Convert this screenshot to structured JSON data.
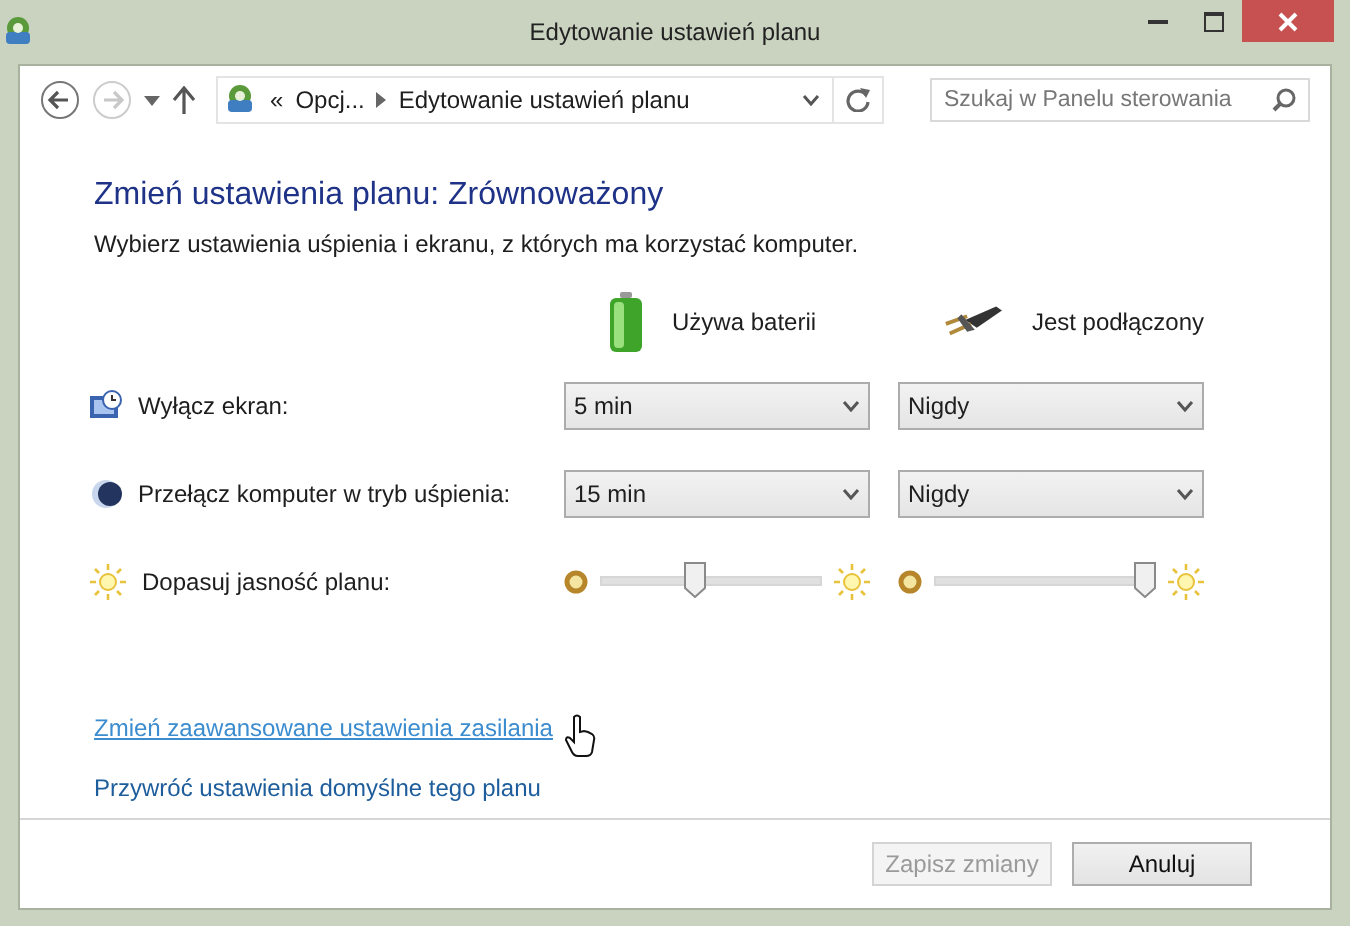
{
  "window": {
    "title": "Edytowanie ustawień planu"
  },
  "address_bar": {
    "overflow": "«",
    "crumbs": [
      "Opcj...",
      "Edytowanie ustawień planu"
    ]
  },
  "search": {
    "placeholder": "Szukaj w Panelu sterowania"
  },
  "heading": "Zmień ustawienia planu: Zrównoważony",
  "description": "Wybierz ustawienia uśpienia i ekranu, z których ma korzystać komputer.",
  "columns": [
    {
      "kind": "battery",
      "label": "Używa baterii"
    },
    {
      "kind": "plug",
      "label": "Jest podłączony"
    }
  ],
  "settings": [
    {
      "kind": "dropdown",
      "label": "Wyłącz ekran:",
      "values": [
        "5 min",
        "Nigdy"
      ]
    },
    {
      "kind": "dropdown",
      "label": "Przełącz komputer w tryb uśpienia:",
      "values": [
        "15 min",
        "Nigdy"
      ]
    },
    {
      "kind": "slider",
      "label": "Dopasuj jasność planu:",
      "levels": [
        {
          "level": 0.42
        },
        {
          "level": 0.95
        }
      ]
    }
  ],
  "links": [
    {
      "text": "Zmień zaawansowane ustawienia zasilania",
      "hovered": true
    },
    {
      "text": "Przywróć ustawienia domyślne tego planu",
      "hovered": false
    }
  ],
  "buttons": [
    {
      "label": "Zapisz zmiany",
      "disabled": true
    },
    {
      "label": "Anuluj",
      "disabled": false
    }
  ]
}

=-=-=-=-=

• [What the exercise asks]:
Within the listing above, copy each line that has the string "planu".

• [Written solution]:
    "title": "Edytowanie ustawień planu"
      "Edytowanie ustawień planu"
  "heading": "Zmień ustawienia planu: Zrównoważony",
      "label": "Dopasuj jasność planu:",
      "text": "Przywróć ustawienia domyślne tego planu",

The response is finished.